[To do] Copy out the lines below without changes, from the very first line through the line that contains "1060, 655, 1088]", including both.

## START

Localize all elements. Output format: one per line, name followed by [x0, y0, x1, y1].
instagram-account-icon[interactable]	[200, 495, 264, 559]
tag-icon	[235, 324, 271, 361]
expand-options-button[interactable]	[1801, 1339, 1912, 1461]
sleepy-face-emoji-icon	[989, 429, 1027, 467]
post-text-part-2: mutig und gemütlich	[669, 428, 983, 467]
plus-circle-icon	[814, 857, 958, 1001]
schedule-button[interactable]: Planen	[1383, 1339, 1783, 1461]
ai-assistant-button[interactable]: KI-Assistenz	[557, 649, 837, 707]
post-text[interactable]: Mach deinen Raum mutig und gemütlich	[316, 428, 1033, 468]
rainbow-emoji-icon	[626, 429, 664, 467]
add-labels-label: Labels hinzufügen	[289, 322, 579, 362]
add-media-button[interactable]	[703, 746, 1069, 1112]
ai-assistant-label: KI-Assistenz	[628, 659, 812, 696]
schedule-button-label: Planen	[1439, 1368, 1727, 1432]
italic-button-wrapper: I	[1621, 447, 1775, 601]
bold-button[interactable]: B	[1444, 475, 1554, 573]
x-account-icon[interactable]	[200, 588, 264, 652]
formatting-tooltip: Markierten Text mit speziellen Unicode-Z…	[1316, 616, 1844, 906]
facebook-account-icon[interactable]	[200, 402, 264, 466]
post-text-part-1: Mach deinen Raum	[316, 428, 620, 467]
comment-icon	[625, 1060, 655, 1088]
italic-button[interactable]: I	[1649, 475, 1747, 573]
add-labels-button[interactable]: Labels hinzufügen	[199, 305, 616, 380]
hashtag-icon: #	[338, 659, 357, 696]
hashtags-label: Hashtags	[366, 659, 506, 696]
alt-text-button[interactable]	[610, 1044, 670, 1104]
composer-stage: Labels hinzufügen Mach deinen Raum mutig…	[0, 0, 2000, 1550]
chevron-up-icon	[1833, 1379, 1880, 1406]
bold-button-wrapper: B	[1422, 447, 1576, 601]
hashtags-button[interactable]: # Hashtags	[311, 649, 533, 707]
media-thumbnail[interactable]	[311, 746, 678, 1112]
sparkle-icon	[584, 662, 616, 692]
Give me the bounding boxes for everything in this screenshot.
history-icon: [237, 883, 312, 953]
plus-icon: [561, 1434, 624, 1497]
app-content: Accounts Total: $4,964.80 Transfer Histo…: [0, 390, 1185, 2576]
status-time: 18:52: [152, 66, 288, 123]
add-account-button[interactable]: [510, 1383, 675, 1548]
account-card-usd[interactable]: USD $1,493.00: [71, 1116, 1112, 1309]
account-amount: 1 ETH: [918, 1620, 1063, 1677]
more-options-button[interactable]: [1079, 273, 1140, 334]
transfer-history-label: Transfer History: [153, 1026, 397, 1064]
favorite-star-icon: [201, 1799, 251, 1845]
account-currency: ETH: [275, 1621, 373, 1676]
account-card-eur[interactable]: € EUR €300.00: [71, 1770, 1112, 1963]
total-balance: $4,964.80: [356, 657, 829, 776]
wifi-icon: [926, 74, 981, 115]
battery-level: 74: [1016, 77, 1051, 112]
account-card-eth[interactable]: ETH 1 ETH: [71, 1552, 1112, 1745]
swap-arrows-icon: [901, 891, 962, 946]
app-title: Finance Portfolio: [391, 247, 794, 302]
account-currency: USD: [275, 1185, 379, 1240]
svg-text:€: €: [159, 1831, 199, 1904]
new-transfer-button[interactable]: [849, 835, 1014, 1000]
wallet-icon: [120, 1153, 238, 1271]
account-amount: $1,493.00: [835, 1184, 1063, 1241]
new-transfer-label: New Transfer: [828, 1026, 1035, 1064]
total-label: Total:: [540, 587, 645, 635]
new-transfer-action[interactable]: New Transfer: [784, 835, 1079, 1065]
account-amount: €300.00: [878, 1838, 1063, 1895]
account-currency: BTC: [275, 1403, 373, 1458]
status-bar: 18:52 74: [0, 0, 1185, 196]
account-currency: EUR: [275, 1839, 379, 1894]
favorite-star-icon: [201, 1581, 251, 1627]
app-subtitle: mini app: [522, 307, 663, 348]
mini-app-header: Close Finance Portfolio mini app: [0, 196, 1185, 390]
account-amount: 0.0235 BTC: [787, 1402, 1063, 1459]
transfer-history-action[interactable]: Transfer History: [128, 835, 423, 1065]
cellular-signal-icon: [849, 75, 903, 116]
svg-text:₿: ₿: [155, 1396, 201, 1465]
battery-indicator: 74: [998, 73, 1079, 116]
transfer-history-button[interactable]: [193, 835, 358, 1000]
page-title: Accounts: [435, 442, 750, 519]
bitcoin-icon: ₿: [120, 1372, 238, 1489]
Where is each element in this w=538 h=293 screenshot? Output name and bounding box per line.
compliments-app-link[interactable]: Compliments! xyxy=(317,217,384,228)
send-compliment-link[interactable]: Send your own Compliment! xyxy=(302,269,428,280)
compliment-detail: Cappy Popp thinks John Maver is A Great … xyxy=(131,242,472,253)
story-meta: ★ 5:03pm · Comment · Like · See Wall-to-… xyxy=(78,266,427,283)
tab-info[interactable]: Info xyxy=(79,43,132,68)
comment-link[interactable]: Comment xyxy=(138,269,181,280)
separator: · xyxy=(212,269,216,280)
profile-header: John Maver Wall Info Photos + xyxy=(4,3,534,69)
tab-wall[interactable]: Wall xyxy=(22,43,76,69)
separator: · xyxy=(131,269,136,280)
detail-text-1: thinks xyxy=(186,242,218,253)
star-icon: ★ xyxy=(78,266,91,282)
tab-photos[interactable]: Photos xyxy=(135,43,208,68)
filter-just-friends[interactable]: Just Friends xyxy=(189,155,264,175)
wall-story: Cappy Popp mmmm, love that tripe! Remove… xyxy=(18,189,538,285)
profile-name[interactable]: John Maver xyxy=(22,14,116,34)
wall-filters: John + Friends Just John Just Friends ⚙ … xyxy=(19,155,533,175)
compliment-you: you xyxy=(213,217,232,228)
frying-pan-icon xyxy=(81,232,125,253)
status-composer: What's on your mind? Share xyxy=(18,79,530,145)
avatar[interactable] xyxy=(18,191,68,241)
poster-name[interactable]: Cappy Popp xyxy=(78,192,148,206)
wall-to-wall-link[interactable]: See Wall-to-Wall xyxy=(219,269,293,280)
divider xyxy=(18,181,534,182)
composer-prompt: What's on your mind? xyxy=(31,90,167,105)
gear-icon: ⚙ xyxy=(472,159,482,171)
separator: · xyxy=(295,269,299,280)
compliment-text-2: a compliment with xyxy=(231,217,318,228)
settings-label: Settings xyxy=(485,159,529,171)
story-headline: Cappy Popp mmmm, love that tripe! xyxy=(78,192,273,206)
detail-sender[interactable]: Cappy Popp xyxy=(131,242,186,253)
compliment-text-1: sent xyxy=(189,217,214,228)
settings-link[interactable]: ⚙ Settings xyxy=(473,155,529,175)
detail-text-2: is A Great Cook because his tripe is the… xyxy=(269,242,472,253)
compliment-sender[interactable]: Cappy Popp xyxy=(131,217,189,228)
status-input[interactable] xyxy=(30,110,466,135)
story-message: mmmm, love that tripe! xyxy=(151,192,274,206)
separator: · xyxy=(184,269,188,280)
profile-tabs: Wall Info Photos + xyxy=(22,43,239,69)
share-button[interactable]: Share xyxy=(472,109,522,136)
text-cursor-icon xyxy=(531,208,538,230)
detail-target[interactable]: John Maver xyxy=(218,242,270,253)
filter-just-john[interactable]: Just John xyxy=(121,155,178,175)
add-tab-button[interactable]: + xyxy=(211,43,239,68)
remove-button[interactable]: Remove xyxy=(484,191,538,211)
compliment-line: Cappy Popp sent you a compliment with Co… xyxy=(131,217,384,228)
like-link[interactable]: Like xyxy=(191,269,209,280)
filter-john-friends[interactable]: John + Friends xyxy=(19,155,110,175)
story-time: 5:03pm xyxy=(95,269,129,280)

## END

[Exercise answer]
Localize all elements. Output format: one per line, name followed by [x0, y0, x1, y1].
instagram-account-icon[interactable]	[200, 495, 264, 559]
tag-icon	[235, 324, 271, 361]
expand-options-button[interactable]	[1801, 1339, 1912, 1461]
sleepy-face-emoji-icon	[989, 429, 1027, 467]
post-text-part-2: mutig und gemütlich	[669, 428, 983, 467]
plus-circle-icon	[814, 857, 958, 1001]
schedule-button[interactable]: Planen	[1383, 1339, 1783, 1461]
ai-assistant-button[interactable]: KI-Assistenz	[557, 649, 837, 707]
post-text[interactable]: Mach deinen Raum mutig und gemütlich	[316, 428, 1033, 468]
rainbow-emoji-icon	[626, 429, 664, 467]
add-labels-label: Labels hinzufügen	[289, 322, 579, 362]
add-media-button[interactable]	[703, 746, 1069, 1112]
ai-assistant-label: KI-Assistenz	[628, 659, 812, 696]
schedule-button-label: Planen	[1439, 1368, 1727, 1432]
italic-button-wrapper: I	[1621, 447, 1775, 601]
bold-button[interactable]: B	[1444, 475, 1554, 573]
x-account-icon[interactable]	[200, 588, 264, 652]
formatting-tooltip: Markierten Text mit speziellen Unicode-Z…	[1316, 616, 1844, 906]
facebook-account-icon[interactable]	[200, 402, 264, 466]
post-text-part-1: Mach deinen Raum	[316, 428, 620, 467]
comment-icon	[625, 1060, 655, 1088]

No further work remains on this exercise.